Materials provided:
* start *

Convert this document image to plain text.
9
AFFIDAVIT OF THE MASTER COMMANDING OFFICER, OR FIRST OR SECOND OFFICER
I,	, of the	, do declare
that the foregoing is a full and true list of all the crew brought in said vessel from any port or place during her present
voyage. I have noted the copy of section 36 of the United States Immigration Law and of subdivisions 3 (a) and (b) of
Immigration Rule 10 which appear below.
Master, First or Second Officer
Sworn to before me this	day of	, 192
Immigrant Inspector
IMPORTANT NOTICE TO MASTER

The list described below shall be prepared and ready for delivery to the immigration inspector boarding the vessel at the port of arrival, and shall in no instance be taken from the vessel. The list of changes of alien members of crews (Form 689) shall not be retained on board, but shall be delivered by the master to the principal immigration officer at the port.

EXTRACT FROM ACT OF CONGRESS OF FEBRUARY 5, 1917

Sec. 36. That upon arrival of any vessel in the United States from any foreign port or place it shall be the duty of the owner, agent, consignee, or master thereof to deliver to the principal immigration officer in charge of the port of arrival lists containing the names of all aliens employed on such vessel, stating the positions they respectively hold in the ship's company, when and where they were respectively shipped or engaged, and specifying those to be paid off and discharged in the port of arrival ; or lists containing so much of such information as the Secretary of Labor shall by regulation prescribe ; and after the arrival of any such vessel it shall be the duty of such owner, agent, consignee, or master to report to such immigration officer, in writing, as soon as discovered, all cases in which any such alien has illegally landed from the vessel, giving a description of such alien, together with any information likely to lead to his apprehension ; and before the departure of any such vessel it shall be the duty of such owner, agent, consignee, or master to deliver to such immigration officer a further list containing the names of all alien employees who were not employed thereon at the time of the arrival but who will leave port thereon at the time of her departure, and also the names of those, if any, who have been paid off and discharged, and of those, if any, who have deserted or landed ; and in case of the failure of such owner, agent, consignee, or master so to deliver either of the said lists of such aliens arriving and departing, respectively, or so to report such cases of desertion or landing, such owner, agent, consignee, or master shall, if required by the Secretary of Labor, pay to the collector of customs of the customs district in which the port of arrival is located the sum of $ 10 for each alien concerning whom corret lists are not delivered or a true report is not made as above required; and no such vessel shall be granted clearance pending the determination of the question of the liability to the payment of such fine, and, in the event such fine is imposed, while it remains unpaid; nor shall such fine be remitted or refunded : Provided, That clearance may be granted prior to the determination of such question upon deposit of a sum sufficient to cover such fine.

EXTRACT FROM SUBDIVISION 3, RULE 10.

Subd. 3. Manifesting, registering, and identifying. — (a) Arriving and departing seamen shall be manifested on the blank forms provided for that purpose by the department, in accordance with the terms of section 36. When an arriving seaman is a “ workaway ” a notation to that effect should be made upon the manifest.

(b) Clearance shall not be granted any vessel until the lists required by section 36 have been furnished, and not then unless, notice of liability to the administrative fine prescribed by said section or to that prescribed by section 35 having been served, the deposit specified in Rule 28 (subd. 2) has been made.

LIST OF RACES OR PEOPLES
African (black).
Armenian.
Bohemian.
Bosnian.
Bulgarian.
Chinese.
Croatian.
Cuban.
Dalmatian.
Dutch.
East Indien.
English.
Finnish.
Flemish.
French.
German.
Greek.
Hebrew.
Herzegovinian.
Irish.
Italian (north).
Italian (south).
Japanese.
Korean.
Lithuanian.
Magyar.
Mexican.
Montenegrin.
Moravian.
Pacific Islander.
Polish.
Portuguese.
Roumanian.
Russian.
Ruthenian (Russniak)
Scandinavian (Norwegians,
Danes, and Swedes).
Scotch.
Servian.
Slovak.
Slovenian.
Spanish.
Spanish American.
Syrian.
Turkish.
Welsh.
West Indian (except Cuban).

* end *

Exercise aim:
From the data above, copy each line where the string "EXTRACT" appears.

Answer below:
EXTRACT FROM ACT OF CONGRESS OF FEBRUARY 5, 1917
EXTRACT FROM SUBDIVISION 3, RULE 10.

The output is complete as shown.